WRITTEN EXERCISE 1
Reproduce the records verbatim, from their first line through the line containing "log-out-icon (1467, 287, 1485, 306)", with both ends included.

** start SOURCE TEXT **

We are also currently working to develop another exhibit that focuses on Native science, ecology and substantiality and will also have its own curriculum. Our goal for both of the curriculums is that they will become national models that will be adaptable in any urban and rural educational setting. With funding, trainings utilizing the curriculums can be developed and shared anywhere that they are requested.
Within districts, we can implement classes dedicated to Native American culture in ways that support and reinforce that tribal identity taught by Native teachers with the appropriate levels of knowledge. Models for this already exist in the work of Dr. Greg Cajete. However, the credentialing mandates of "No Child Left Behind" may have to be reevaluated and adjusted to accommodate teachers who may be skilled at teaching culture but without the necessary credentials to comply with NCLB.
This has been a problem in some tribal schools in New Mexico where state and federal standards have precluded the most qualified people from teaching in language immersion programs simply because they lack the required credentials. It's been real harmful to those programs.
Culturally appropriate teaching would include education on wellness on, physical, mental, emotional and spiritual. It could incorporate experiential learning by exposing Native students to learning environments they may never have been exposed to before, such as nature-based programs that perpetuate Native values and world views. Cultural standards should be infused into the state standards to increase the likelihood for academic success for Native students.
To conclude, these are just a few ideas of ways to incorporate traditional culture into the education of Native students. There is no lack of good ideas and solutions to the challenge we face in Indian education. Yes. We do need more Native educators, and there should be policy initiatives to encourage Native people to become teachers with the incentives to come back into the urban setting to teach. But in their absence, the funded support of community based efforts can go a long way toward addressing our kids' needs.
The most important thing to remember is that when Native kids are no longer invisible and they are being recognized for who they are as Indian people, you send the message that you value who they are and the unique and beautiful cultures they come from. You are telling them that they are wanted, that they matter and that the sad histories they come from can, to some degree, be amended. I'm referring to the history with the relationships of the federal government. The research absolutely confirms by doing this you greatly increase their chances for academic and personal success as adults.
I'd like to end this part with a quote from my mentor, Dr. Cajete that came out of his book -- one of his books he wrote called "Look to the Mountain." It's about Indian education.

** end SOURCE TEXT **

WRITTEN EXERCISE 2
Rewrite the part of the text on Native education that runs from the words containing "Within districts, we" through "to those programs.", with every occurrence of "credentials" replaced by "qualifications".

** start MATERIAL SUPPLIED **

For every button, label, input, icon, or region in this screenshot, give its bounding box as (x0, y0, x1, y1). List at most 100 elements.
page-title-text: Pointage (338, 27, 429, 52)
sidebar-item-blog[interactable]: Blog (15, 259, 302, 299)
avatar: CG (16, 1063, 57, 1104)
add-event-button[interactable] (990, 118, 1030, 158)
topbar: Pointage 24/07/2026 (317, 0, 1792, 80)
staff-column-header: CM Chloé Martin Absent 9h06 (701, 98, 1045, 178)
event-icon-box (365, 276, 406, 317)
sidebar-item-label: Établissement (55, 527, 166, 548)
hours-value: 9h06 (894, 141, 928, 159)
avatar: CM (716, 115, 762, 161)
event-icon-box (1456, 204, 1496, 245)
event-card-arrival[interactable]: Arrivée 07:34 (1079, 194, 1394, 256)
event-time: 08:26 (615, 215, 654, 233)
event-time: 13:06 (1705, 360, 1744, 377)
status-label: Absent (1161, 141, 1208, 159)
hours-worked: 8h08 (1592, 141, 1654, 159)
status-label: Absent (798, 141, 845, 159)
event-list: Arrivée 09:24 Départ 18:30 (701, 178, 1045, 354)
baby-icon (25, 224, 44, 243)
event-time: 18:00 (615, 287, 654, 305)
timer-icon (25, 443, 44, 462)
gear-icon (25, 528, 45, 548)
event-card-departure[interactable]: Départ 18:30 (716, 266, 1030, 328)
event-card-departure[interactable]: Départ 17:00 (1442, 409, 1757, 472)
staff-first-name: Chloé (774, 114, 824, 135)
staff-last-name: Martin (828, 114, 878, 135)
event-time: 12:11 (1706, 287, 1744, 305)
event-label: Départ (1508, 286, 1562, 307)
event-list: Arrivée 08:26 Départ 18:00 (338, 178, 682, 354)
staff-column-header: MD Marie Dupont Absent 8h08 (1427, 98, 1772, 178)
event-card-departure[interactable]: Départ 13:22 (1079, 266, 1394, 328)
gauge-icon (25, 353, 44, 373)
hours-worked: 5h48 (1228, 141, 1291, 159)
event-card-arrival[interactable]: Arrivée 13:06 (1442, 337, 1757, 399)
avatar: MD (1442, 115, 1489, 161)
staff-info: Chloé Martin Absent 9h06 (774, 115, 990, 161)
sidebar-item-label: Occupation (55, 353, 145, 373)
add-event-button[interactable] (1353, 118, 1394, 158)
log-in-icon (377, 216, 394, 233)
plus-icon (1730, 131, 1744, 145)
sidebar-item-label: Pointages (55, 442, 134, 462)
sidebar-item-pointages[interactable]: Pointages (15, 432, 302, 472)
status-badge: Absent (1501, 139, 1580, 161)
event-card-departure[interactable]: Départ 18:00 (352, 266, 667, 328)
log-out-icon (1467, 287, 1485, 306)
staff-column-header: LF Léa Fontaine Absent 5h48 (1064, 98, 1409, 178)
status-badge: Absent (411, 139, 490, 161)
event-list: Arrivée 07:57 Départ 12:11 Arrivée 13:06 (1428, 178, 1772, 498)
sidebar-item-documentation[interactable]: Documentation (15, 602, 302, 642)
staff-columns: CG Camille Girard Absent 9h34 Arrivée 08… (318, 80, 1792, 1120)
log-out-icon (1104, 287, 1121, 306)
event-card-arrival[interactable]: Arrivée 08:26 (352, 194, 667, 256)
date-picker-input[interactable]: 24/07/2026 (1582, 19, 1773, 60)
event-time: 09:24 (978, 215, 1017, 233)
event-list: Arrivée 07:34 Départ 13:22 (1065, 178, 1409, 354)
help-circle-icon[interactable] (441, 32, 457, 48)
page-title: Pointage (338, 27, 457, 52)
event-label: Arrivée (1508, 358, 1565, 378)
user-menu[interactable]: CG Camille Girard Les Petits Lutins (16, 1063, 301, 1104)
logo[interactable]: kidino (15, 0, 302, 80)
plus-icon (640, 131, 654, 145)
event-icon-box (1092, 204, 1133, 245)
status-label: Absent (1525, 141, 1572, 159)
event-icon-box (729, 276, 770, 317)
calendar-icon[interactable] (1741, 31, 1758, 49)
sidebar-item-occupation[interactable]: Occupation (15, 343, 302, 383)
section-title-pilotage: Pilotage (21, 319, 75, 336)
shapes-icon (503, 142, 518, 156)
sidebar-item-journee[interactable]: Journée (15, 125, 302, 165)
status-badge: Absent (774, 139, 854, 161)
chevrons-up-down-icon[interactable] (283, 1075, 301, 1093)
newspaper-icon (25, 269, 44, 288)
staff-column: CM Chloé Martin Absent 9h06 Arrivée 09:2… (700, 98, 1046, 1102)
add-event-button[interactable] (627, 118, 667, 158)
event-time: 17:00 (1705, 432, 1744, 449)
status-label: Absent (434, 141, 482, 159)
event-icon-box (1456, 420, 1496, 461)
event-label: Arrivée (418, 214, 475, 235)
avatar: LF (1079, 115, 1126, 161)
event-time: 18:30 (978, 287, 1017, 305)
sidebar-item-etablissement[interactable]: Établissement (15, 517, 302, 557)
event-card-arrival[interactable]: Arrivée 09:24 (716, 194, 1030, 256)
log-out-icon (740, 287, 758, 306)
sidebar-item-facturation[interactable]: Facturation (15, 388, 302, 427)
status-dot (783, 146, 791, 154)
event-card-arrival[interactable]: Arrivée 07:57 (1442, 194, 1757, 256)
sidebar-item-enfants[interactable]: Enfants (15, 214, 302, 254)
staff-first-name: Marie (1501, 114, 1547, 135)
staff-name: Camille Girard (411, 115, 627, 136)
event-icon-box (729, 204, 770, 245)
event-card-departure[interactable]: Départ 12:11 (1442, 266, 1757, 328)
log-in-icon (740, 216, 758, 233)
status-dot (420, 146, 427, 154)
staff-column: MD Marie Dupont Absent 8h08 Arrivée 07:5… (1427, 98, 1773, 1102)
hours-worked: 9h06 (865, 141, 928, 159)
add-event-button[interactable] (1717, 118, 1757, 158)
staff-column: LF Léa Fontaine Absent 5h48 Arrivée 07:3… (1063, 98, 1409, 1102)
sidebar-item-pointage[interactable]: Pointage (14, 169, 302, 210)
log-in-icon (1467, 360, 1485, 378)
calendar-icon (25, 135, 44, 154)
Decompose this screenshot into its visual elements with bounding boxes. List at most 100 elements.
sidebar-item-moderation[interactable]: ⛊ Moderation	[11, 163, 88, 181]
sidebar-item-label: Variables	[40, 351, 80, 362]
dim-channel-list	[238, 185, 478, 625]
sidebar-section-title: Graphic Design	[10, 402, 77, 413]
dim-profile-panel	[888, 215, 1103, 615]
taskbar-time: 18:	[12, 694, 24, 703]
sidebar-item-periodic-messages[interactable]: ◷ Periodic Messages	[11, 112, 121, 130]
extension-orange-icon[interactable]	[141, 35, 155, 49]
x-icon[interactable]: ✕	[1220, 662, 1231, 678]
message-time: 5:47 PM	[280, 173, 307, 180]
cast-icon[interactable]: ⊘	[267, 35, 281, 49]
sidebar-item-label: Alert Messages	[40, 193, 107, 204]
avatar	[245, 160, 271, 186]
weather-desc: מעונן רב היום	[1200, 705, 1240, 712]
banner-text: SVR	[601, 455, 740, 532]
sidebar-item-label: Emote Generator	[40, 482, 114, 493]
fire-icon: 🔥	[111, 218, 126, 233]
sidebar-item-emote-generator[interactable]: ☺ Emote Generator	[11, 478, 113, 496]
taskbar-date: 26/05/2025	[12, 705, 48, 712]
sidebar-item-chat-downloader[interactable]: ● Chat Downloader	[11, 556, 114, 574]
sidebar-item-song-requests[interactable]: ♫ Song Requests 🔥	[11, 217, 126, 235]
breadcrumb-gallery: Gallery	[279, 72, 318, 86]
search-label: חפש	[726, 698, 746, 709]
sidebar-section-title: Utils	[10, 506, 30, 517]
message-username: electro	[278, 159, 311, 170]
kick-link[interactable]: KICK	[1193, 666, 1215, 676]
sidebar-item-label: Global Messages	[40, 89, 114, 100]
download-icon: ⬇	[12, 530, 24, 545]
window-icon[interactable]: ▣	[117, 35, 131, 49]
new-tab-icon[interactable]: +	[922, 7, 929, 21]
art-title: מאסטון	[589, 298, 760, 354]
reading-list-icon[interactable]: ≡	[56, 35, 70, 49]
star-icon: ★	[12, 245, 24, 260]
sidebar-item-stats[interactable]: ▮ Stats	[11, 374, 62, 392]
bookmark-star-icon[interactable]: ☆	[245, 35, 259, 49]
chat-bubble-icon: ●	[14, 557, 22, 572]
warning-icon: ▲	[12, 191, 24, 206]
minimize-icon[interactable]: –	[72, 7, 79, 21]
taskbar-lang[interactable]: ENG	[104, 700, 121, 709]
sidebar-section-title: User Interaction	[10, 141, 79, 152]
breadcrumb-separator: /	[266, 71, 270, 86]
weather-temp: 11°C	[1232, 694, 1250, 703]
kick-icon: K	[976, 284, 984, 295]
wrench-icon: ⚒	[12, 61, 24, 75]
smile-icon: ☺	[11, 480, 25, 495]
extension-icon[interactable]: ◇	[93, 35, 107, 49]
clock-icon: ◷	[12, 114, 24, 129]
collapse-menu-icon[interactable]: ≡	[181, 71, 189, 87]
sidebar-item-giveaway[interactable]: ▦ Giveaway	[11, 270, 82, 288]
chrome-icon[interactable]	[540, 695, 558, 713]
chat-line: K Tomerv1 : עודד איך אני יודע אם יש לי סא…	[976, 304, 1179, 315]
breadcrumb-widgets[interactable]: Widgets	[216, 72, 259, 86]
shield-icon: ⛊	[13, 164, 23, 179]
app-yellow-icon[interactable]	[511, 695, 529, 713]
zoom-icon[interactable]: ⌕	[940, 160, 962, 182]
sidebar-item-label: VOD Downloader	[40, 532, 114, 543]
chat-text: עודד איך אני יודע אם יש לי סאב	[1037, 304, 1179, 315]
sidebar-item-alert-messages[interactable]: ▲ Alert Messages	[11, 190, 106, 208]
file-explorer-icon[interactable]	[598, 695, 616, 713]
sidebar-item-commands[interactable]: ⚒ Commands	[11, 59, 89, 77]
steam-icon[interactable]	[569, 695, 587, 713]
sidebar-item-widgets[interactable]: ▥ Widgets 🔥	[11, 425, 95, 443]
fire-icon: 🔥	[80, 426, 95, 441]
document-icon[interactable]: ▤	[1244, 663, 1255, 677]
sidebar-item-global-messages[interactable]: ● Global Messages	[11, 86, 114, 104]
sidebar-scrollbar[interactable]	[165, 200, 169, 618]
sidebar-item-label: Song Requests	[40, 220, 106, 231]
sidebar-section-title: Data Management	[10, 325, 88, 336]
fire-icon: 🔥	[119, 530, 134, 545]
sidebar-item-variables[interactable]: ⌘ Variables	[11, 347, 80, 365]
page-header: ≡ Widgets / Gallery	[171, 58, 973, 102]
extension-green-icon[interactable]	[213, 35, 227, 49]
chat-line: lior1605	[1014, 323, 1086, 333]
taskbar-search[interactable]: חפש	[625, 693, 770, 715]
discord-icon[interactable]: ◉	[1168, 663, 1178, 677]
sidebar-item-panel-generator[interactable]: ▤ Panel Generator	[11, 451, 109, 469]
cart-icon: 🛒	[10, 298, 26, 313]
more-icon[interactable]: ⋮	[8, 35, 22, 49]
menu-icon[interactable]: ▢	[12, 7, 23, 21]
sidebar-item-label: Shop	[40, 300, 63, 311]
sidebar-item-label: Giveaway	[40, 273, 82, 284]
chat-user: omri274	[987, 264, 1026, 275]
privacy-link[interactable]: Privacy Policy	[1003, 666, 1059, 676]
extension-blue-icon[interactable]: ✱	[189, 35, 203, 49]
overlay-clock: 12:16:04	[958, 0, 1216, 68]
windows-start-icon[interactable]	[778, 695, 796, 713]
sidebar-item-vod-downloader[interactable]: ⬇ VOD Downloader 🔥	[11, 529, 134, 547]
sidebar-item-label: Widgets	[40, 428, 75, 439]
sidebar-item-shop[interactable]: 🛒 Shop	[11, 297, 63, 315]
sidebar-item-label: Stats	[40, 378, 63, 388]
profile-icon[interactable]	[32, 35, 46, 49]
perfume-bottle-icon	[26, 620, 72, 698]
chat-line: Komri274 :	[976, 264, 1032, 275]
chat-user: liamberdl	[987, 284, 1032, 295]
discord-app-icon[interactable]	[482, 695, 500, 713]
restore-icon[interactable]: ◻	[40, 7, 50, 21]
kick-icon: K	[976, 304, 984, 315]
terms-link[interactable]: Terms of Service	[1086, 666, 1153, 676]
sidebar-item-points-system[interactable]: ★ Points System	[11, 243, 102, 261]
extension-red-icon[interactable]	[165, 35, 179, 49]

** end MATERIAL SUPPLIED **

SOLUTION 1
For every button, label, input, icon, or region in this screenshot, give its bounding box as (x0, y0, x1, y1). List at most 100 elements.
page-title-text: Pointage (338, 27, 429, 52)
sidebar-item-blog[interactable]: Blog (15, 259, 302, 299)
avatar: CG (16, 1063, 57, 1104)
add-event-button[interactable] (990, 118, 1030, 158)
topbar: Pointage 24/07/2026 (317, 0, 1792, 80)
staff-column-header: CM Chloé Martin Absent 9h06 (701, 98, 1045, 178)
event-icon-box (365, 276, 406, 317)
sidebar-item-label: Établissement (55, 527, 166, 548)
hours-value: 9h06 (894, 141, 928, 159)
avatar: CM (716, 115, 762, 161)
event-icon-box (1456, 204, 1496, 245)
event-card-arrival[interactable]: Arrivée 07:34 (1079, 194, 1394, 256)
event-time: 08:26 (615, 215, 654, 233)
event-time: 13:06 (1705, 360, 1744, 377)
status-label: Absent (1161, 141, 1208, 159)
hours-worked: 8h08 (1592, 141, 1654, 159)
status-label: Absent (798, 141, 845, 159)
event-list: Arrivée 09:24 Départ 18:30 (701, 178, 1045, 354)
baby-icon (25, 224, 44, 243)
event-time: 18:00 (615, 287, 654, 305)
timer-icon (25, 443, 44, 462)
gear-icon (25, 528, 45, 548)
event-card-departure[interactable]: Départ 18:30 (716, 266, 1030, 328)
event-card-departure[interactable]: Départ 17:00 (1442, 409, 1757, 472)
staff-first-name: Chloé (774, 114, 824, 135)
staff-last-name: Martin (828, 114, 878, 135)
event-time: 12:11 (1706, 287, 1744, 305)
event-label: Départ (1508, 286, 1562, 307)
event-list: Arrivée 08:26 Départ 18:00 (338, 178, 682, 354)
staff-column-header: MD Marie Dupont Absent 8h08 (1427, 98, 1772, 178)
event-card-departure[interactable]: Départ 13:22 (1079, 266, 1394, 328)
gauge-icon (25, 353, 44, 373)
hours-worked: 5h48 (1228, 141, 1291, 159)
event-card-arrival[interactable]: Arrivée 13:06 (1442, 337, 1757, 399)
avatar: MD (1442, 115, 1489, 161)
staff-info: Chloé Martin Absent 9h06 (774, 115, 990, 161)
sidebar-item-label: Occupation (55, 353, 145, 373)
add-event-button[interactable] (1353, 118, 1394, 158)
log-in-icon (377, 216, 394, 233)
plus-icon (1730, 131, 1744, 145)
sidebar-item-label: Pointages (55, 442, 134, 462)
sidebar-item-pointages[interactable]: Pointages (15, 432, 302, 472)
status-badge: Absent (1501, 139, 1580, 161)
event-card-departure[interactable]: Départ 18:00 (352, 266, 667, 328)
log-out-icon (1467, 287, 1485, 306)

SOLUTION 2
Within districts, we can implement classes dedicated to Native American culture in ways that support and reinforce that tribal identity taught by Native teachers with the appropriate levels of knowledge. Models for this already exist in the work of Dr. Greg Cajete. However, the credentialing mandates of "No Child Left Behind" may have to be reevaluated and adjusted to accommodate teachers who may be skilled at teaching culture but without the necessary qualifications to comply with NCLB.
This has been a problem in some tribal schools in New Mexico where state and federal standards have precluded the most qualified people from teaching in language immersion programs simply because they lack the required qualifications. It's been real harmful to those programs.